→ STATED GOAL
Extract all lines that hold the string "until".

→ EXERCISE MATERIALS
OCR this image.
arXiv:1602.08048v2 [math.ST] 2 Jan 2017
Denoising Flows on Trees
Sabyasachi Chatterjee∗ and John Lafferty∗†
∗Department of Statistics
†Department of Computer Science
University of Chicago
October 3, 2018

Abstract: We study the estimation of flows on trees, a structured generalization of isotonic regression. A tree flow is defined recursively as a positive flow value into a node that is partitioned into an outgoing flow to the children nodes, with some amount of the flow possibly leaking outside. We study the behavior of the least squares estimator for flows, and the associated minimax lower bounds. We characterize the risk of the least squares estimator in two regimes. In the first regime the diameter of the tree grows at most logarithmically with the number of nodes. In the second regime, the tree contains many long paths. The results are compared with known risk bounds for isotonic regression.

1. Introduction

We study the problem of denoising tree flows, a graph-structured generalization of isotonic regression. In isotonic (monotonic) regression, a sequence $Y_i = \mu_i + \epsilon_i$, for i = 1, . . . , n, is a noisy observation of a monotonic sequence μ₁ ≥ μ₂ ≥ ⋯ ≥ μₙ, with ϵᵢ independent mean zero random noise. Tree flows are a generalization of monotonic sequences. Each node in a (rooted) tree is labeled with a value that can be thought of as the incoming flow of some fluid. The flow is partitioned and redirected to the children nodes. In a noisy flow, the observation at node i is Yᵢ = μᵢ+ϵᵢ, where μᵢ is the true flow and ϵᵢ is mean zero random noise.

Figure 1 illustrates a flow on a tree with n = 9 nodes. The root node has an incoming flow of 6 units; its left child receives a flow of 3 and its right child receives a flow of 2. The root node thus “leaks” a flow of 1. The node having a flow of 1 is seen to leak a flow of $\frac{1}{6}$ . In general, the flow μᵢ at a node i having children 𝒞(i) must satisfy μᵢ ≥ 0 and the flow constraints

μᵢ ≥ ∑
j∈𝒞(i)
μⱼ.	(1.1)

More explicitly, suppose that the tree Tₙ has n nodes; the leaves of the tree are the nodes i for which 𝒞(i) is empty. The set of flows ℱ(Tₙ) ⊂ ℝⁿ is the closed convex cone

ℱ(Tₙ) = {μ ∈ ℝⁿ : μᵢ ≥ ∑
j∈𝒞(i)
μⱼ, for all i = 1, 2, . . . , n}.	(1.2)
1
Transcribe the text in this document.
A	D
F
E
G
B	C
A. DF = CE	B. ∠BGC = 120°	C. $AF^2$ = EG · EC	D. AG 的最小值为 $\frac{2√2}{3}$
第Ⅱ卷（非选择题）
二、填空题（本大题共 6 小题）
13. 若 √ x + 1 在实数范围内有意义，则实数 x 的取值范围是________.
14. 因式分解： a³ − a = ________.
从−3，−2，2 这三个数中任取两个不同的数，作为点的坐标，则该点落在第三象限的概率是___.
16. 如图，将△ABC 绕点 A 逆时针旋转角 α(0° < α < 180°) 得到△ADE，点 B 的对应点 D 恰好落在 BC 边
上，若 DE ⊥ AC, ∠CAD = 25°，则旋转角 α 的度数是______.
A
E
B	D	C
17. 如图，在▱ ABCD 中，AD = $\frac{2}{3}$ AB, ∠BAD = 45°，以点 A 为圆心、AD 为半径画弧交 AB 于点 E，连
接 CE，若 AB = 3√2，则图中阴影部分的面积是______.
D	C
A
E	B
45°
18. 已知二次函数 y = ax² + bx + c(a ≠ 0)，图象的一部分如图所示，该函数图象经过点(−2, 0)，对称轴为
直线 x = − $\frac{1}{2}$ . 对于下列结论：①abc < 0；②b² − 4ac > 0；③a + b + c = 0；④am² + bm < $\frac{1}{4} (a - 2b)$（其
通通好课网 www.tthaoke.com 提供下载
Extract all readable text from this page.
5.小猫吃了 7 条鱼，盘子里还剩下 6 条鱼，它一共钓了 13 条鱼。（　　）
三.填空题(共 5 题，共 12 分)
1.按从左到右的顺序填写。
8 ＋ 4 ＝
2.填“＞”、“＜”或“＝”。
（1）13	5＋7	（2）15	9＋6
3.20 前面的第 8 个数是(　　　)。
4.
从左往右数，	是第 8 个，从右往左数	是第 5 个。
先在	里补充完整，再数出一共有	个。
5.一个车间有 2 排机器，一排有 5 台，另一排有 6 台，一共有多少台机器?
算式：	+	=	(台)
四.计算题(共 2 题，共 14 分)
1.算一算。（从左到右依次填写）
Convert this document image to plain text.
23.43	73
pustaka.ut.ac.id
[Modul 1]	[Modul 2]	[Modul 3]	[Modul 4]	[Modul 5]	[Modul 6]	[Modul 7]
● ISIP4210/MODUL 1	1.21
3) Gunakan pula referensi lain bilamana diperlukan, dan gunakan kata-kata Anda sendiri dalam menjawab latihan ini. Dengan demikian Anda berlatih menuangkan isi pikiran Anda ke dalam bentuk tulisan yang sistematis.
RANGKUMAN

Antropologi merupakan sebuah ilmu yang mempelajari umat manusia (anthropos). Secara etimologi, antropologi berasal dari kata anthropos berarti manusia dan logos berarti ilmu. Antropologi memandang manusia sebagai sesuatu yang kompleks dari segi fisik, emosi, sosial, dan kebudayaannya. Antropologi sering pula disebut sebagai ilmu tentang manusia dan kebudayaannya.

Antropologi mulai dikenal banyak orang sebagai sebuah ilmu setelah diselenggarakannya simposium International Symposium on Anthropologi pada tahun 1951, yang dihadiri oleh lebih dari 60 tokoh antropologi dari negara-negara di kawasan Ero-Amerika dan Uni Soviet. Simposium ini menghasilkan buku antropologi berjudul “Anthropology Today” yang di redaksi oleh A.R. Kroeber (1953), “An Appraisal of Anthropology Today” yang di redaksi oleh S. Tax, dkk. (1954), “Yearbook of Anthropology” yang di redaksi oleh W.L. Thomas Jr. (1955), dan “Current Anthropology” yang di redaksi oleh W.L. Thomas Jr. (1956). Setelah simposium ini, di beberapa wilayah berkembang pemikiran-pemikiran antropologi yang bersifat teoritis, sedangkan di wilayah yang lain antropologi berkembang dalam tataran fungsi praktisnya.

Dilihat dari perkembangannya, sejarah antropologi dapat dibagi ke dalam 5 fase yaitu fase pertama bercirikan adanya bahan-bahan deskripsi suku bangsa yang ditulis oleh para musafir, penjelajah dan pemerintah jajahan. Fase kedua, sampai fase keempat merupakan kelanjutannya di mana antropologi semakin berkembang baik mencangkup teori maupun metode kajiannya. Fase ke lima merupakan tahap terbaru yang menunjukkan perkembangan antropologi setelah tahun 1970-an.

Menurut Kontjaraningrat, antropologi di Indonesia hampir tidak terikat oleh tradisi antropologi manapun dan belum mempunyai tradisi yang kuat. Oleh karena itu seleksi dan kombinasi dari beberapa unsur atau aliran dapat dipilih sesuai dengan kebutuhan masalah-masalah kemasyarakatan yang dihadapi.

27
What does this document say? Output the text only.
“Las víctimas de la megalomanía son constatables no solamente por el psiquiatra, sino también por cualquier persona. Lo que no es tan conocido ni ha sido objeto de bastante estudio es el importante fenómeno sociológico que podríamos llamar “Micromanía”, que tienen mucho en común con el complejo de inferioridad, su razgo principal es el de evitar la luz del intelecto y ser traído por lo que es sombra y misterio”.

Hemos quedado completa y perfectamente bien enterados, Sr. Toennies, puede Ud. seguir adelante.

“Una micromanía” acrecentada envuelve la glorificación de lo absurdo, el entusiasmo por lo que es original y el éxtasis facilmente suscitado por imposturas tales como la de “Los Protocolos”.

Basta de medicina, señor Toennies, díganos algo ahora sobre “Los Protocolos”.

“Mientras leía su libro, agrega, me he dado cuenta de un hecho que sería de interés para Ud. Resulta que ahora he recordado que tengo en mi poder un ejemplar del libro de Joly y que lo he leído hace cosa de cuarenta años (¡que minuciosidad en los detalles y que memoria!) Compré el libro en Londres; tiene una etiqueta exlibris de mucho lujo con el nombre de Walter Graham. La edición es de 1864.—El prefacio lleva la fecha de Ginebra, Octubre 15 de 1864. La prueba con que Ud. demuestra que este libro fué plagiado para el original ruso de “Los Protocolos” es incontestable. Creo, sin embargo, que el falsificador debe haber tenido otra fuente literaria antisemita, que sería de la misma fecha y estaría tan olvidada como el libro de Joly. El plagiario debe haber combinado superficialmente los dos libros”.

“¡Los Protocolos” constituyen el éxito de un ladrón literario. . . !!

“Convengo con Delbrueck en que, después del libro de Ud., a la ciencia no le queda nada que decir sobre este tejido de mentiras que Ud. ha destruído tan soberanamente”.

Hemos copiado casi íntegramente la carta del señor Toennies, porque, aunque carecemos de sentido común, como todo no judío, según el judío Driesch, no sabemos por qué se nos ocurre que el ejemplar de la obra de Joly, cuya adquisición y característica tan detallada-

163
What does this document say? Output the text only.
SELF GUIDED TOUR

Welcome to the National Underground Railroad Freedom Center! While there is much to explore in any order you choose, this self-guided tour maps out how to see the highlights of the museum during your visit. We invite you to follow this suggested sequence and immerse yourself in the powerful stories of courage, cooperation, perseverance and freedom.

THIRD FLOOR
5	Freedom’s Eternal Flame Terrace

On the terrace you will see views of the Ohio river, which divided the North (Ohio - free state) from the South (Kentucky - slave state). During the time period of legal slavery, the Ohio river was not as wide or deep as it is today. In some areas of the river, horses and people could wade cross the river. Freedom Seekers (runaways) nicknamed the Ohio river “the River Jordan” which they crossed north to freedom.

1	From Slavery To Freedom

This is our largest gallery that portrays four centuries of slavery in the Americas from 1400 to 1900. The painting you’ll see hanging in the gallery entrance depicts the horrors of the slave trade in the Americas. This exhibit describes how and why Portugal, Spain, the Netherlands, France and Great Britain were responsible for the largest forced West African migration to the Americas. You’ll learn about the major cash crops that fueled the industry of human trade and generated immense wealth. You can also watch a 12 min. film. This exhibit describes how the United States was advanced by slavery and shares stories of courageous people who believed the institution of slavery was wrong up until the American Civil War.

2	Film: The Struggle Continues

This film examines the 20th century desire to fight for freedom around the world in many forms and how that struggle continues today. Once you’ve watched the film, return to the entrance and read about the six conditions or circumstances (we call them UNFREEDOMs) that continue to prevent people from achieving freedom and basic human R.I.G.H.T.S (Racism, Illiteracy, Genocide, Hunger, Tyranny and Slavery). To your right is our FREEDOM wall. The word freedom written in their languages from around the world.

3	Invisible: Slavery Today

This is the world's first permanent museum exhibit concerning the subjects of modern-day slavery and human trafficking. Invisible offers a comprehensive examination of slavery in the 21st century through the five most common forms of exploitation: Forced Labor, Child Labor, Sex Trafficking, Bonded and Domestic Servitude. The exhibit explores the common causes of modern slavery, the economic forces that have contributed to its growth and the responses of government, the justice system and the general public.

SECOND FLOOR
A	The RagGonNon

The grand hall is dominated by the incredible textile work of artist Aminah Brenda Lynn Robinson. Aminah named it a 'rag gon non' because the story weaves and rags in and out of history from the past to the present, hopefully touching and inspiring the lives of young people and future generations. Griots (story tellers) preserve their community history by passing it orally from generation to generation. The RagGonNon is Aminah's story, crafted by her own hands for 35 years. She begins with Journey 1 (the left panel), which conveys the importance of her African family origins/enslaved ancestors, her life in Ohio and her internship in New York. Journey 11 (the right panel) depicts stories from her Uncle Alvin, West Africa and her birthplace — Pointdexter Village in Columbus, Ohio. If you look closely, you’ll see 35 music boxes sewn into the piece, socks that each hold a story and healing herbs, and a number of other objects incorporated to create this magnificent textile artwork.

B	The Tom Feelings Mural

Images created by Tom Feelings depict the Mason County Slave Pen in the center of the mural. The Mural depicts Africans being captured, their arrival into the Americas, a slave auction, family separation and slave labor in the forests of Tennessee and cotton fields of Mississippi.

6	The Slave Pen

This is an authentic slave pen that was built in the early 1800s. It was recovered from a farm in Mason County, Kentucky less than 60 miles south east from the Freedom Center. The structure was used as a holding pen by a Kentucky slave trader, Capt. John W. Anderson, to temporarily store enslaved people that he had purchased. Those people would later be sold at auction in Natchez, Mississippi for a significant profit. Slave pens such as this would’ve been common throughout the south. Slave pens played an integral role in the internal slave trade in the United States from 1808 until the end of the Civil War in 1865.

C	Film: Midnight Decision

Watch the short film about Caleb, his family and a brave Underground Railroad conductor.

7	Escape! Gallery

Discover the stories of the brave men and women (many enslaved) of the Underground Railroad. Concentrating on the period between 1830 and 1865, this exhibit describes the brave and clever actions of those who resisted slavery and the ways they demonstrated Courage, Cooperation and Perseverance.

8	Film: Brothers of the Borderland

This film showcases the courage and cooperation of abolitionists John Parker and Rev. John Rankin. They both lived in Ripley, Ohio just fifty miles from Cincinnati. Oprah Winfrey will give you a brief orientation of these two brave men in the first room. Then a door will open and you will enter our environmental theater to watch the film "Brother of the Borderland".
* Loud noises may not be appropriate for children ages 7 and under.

→ THE REPLY
This is our largest gallery that portrays four centuries of slavery in the Americas from 1400 to 1900. The painting you’ll see hanging in the gallery entrance depicts the horrors of the slave trade in the Americas. This exhibit describes how and why Portugal, Spain, the Netherlands, France and Great Britain were responsible for the largest forced West African migration to the Americas. You’ll learn about the major cash crops that fueled the industry of human trade and generated immense wealth. You can also watch a 12 min. film. This exhibit describes how the United States was advanced by slavery and shares stories of courageous people who believed the institution of slavery was wrong up until the American Civil War.
This is an authentic slave pen that was built in the early 1800s. It was recovered from a farm in Mason County, Kentucky less than 60 miles south east from the Freedom Center. The structure was used as a holding pen by a Kentucky slave trader, Capt. John W. Anderson, to temporarily store enslaved people that he had purchased. Those people would later be sold at auction in Natchez, Mississippi for a significant profit. Slave pens such as this would’ve been common throughout the south. Slave pens played an integral role in the internal slave trade in the United States from 1808 until the end of the Civil War in 1865.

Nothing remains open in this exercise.